Aim of the exercise:
Find the string "Unit" in the data, then copy every line where it is found.

Data lines:
=-=-=

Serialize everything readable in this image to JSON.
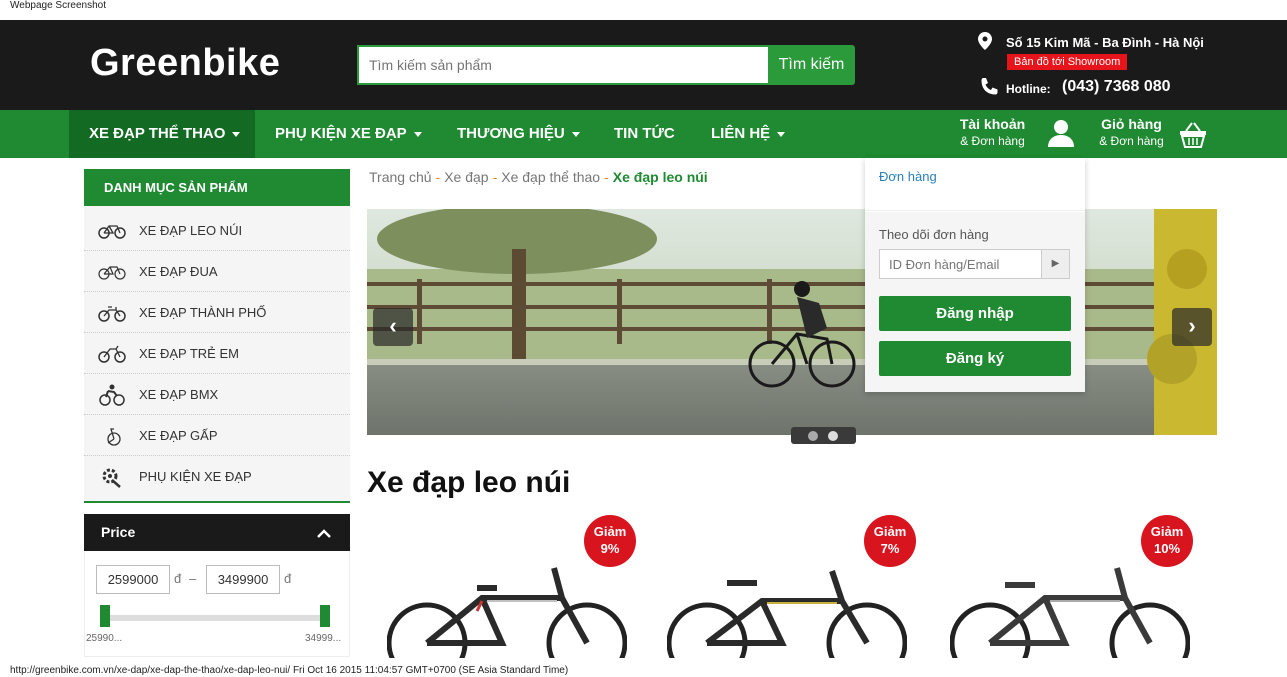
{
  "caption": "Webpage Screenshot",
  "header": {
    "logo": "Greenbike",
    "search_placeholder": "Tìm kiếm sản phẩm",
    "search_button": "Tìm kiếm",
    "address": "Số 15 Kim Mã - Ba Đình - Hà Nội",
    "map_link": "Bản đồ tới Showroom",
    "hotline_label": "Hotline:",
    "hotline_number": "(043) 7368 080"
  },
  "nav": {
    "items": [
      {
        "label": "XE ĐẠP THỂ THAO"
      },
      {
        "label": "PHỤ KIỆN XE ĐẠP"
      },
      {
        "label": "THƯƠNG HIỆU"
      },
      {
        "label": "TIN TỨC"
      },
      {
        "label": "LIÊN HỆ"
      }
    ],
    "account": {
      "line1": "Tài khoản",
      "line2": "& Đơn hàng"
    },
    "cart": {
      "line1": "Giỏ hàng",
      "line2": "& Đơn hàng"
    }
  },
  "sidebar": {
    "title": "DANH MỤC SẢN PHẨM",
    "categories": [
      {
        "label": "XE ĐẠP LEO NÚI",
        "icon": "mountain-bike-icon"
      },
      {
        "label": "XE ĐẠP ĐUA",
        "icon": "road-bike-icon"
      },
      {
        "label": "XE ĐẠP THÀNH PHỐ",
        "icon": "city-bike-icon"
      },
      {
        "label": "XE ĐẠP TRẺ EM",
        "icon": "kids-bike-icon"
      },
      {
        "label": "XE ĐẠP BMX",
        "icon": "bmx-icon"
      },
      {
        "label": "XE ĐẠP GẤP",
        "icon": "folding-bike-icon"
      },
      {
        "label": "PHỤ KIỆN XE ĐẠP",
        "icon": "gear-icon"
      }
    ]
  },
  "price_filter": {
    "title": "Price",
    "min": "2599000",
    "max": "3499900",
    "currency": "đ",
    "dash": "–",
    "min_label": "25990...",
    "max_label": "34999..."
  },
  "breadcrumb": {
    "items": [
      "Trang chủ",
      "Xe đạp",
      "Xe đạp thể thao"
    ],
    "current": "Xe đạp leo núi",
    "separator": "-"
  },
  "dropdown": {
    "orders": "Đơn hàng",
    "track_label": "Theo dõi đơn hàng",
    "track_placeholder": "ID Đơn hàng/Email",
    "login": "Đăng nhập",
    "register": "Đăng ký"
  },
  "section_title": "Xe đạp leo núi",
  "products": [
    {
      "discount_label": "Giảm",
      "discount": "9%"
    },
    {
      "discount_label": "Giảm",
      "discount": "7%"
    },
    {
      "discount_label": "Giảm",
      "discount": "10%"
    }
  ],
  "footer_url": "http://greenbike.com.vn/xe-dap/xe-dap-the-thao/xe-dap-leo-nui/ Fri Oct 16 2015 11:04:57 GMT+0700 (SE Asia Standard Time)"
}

=-=-=

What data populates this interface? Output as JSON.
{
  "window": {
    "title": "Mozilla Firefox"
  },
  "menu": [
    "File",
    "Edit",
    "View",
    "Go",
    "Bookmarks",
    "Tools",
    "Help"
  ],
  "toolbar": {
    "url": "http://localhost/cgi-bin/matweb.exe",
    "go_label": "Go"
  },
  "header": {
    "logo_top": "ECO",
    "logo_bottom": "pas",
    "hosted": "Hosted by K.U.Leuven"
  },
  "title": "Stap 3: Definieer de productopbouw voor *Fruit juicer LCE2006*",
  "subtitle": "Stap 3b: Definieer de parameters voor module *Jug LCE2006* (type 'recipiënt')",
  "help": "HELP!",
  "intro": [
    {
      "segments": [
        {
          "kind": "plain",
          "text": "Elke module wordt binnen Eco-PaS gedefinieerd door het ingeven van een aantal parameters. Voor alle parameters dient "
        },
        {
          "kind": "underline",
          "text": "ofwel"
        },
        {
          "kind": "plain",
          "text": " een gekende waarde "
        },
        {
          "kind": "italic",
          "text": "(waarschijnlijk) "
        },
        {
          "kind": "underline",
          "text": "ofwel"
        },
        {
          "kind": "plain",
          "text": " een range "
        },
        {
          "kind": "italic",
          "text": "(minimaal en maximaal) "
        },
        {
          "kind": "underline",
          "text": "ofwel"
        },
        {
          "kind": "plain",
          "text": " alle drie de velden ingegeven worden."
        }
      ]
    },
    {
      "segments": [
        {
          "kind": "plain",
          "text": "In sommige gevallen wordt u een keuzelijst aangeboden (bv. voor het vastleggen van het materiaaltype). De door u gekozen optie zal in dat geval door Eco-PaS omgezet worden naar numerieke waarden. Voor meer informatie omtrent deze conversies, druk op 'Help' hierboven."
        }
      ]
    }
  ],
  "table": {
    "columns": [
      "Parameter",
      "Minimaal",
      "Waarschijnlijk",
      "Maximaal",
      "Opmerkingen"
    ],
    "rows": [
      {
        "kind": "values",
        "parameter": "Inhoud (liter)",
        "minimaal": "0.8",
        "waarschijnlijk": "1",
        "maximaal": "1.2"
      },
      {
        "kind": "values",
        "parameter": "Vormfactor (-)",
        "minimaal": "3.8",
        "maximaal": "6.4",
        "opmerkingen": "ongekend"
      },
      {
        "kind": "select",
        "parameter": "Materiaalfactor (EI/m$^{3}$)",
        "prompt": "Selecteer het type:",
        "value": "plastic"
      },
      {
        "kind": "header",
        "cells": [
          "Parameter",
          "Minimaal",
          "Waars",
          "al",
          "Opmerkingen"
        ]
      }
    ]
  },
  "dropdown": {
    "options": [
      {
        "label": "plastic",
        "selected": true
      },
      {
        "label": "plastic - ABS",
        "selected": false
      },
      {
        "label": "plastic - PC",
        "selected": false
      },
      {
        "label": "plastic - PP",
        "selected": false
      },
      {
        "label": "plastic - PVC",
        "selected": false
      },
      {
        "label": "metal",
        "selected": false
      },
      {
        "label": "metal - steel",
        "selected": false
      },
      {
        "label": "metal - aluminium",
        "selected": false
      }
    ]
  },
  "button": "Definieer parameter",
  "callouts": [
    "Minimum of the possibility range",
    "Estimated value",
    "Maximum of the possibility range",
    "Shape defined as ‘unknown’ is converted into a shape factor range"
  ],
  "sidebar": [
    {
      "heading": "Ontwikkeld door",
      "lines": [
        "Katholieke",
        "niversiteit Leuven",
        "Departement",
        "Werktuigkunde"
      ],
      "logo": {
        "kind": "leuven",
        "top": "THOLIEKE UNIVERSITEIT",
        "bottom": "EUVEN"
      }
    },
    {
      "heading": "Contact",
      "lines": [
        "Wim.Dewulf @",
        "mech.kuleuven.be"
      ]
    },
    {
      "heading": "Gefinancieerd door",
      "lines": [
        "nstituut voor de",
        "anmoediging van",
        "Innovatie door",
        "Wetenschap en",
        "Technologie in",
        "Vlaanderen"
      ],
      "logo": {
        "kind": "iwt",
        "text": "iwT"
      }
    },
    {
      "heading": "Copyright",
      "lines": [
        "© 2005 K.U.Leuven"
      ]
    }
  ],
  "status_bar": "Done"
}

=-=-=

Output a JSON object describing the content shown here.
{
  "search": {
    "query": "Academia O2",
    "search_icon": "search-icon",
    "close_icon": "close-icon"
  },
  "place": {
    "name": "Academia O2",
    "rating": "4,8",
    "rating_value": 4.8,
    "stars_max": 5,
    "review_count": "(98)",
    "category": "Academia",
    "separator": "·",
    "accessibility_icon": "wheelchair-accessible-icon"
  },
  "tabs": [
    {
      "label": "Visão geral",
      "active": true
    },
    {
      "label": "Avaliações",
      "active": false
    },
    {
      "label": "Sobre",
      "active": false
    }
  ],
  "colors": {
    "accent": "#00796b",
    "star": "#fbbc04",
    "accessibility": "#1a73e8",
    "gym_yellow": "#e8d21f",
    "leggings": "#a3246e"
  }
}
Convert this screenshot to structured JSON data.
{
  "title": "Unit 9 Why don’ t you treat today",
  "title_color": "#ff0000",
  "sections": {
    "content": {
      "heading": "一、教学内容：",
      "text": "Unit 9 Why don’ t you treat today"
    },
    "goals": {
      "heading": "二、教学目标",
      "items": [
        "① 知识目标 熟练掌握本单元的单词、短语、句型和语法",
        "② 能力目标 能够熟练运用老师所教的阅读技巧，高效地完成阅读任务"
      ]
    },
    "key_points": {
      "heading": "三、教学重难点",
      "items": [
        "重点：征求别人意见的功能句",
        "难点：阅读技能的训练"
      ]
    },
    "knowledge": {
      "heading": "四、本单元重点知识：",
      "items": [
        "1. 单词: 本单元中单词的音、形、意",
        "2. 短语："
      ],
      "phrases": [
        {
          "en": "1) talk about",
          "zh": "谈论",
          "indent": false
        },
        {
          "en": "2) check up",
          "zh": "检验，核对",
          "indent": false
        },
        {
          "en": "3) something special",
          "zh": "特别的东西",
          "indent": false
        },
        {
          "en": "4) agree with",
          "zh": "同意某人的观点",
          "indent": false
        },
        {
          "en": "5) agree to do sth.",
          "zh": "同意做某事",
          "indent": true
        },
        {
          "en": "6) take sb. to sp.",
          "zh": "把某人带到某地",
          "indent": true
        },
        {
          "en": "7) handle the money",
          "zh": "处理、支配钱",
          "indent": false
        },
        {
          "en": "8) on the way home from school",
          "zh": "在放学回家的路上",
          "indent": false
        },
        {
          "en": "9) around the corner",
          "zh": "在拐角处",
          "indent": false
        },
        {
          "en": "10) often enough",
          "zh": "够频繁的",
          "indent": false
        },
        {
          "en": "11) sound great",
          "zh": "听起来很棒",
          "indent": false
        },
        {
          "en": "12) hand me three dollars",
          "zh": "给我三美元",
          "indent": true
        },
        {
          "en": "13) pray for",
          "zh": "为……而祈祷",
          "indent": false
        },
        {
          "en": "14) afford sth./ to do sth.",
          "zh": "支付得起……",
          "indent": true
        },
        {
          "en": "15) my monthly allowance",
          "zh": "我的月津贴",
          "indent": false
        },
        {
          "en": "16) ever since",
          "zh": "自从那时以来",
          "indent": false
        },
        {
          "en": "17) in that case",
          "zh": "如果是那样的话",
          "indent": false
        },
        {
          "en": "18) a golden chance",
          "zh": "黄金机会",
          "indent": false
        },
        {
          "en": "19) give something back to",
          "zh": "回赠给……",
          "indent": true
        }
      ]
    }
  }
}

=-=-=

Problem solution:
  "title": "Unit 9 Why don’ t you treat today",
      "text": "Unit 9 Why don’ t you treat today"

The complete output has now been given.